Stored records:
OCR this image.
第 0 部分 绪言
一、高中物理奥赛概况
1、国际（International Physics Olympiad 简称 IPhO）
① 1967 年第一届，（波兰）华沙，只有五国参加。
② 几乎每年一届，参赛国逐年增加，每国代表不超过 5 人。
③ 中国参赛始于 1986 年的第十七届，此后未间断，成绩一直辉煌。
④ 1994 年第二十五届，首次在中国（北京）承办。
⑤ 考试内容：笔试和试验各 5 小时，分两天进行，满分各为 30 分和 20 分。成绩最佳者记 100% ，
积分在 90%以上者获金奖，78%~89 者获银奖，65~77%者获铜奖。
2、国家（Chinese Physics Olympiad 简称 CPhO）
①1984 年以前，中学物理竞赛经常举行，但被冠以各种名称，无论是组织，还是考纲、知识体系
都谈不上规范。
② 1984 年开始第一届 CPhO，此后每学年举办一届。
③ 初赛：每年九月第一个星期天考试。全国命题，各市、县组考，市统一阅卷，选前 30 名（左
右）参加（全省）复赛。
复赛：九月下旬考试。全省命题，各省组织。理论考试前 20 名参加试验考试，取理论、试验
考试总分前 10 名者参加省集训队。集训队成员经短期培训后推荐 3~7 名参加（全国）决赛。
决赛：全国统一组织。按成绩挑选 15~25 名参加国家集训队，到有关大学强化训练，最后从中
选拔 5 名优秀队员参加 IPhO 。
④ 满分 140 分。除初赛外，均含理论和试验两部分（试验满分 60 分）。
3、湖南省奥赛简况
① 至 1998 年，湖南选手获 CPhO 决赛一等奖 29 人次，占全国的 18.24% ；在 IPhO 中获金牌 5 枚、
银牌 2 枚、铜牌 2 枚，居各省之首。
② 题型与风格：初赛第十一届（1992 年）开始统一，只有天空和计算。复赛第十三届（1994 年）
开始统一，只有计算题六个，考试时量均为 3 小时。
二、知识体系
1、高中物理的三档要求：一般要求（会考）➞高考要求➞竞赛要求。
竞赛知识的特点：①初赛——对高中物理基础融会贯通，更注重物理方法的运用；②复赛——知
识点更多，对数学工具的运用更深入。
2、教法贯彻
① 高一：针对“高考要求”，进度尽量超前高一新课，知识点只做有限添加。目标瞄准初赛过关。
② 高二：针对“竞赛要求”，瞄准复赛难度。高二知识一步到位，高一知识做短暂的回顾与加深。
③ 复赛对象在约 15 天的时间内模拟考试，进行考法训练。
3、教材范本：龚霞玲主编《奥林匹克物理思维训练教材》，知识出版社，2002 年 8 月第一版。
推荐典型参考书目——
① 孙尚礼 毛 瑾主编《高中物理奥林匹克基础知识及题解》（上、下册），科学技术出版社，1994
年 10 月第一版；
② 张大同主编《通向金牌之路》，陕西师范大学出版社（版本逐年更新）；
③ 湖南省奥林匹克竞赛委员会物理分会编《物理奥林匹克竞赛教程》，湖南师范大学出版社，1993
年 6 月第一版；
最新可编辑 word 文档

> _Problem requirements_: Go through the listing above and return every line where the word "CPhO" occurs.

> _Task result_:
2、国家（Chinese Physics Olympiad 简称 CPhO）
② 1984 年开始第一届 CPhO，此后每学年举办一届。
① 至 1998 年，湖南选手获 CPhO 决赛一等奖 29 人次，占全国的 18.24% ；在 IPhO 中获金牌 5 枚、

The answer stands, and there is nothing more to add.